▶ **EXERCISE DATA**:
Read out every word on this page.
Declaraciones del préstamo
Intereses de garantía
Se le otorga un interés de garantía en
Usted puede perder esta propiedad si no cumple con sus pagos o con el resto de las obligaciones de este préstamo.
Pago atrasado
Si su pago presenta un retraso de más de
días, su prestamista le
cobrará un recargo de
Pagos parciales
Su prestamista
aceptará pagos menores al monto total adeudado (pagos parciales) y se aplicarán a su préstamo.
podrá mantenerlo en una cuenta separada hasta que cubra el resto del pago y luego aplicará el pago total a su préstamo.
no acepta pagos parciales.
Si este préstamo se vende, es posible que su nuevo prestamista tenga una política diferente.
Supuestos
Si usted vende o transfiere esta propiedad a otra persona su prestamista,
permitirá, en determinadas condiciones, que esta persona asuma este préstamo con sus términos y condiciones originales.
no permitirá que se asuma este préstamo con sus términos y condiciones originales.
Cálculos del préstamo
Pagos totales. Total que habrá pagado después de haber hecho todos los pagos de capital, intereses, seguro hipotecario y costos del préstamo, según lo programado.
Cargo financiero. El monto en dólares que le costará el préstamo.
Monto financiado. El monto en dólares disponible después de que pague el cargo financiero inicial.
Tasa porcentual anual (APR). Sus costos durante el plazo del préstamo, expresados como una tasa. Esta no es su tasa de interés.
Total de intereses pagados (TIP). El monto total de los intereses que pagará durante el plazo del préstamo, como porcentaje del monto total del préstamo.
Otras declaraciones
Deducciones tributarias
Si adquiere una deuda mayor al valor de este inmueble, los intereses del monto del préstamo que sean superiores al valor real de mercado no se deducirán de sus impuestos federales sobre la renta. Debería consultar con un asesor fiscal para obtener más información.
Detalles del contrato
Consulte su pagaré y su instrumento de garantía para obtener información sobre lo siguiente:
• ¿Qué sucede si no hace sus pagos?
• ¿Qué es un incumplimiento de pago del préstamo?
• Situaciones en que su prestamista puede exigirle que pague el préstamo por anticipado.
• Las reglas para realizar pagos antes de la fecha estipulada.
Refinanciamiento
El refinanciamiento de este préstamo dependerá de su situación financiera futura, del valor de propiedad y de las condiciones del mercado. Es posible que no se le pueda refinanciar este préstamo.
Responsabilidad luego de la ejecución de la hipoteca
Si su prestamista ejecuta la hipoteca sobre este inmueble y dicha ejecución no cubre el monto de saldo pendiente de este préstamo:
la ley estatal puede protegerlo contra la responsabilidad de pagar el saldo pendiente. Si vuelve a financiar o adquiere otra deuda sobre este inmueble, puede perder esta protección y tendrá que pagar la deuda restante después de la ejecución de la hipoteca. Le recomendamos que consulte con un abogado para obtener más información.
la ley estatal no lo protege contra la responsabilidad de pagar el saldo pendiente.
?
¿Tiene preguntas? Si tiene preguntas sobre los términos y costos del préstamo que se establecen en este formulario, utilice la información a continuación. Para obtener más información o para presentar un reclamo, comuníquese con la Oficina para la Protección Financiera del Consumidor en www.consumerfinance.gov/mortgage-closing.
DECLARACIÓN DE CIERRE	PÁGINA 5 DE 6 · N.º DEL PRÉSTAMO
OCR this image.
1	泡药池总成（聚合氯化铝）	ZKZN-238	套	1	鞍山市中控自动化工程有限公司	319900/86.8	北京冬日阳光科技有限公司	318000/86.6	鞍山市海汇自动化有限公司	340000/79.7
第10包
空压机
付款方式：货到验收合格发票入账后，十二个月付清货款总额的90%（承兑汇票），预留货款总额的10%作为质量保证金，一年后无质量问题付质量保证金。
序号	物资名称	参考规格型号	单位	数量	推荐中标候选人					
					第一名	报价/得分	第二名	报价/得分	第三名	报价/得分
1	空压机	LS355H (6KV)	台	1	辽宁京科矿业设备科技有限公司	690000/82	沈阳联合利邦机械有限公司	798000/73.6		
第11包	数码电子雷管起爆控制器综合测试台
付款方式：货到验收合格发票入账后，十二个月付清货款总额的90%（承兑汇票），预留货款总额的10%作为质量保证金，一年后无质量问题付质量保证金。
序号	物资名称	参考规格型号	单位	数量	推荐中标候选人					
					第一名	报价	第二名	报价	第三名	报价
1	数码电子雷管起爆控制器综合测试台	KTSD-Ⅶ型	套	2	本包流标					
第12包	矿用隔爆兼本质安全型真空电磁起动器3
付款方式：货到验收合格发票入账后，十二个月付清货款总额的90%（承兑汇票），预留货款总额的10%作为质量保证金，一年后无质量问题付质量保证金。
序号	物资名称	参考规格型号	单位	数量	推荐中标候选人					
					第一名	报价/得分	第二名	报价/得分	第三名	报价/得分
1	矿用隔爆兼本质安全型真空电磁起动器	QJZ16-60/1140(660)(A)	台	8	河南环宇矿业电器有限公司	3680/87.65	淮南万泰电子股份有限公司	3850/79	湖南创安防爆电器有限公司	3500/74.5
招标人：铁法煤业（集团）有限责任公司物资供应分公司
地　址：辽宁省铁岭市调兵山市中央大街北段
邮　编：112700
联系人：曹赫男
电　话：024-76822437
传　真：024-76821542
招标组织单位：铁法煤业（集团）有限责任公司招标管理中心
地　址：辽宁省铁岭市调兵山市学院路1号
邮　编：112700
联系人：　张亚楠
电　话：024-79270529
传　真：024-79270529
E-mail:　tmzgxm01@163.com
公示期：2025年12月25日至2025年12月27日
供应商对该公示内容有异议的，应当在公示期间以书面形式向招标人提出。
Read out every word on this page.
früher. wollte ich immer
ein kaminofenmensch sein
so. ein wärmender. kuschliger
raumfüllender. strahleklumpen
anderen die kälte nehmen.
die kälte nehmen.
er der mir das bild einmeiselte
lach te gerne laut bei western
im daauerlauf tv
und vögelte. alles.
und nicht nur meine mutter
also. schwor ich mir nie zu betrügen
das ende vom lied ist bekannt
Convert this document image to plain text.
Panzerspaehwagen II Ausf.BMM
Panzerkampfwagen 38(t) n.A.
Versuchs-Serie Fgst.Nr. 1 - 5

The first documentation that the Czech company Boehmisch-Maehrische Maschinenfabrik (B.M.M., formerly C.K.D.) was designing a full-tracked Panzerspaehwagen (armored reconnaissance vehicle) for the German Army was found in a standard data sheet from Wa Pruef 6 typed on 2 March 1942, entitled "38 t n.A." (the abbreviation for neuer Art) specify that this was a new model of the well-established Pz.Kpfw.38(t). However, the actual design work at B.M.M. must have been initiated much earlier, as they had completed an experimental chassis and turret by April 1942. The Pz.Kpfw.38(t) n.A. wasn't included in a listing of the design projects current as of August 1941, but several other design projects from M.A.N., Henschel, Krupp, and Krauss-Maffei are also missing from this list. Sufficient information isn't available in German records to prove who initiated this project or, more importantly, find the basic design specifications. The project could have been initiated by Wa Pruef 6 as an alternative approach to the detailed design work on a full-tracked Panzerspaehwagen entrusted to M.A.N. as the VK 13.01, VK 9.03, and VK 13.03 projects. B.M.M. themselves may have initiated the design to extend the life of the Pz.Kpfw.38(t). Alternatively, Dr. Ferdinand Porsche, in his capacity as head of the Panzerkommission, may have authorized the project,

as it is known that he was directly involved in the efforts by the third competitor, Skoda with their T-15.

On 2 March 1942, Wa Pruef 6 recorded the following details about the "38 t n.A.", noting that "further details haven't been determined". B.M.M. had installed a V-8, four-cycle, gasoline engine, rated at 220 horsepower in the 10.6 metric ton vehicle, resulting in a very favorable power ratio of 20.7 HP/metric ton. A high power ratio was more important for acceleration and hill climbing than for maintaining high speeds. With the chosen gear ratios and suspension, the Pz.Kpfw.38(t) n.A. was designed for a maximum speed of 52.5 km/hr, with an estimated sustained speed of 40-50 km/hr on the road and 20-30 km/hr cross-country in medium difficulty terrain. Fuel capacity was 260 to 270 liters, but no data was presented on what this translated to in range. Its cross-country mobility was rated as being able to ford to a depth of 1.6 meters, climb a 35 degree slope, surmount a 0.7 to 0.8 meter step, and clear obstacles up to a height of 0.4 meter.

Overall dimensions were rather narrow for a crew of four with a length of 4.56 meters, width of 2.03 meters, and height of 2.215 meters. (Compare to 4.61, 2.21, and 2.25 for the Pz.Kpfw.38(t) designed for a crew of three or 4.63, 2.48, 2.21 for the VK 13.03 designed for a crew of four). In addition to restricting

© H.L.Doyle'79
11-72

▶ **PROBLEM TO SOLVE**: Select all lines in the listing that include the word "parciales".

▶ **EXPECTED ANSWER**:
Pagos parciales
aceptará pagos menores al monto total adeudado (pagos parciales) y se aplicarán a su préstamo.
no acepta pagos parciales.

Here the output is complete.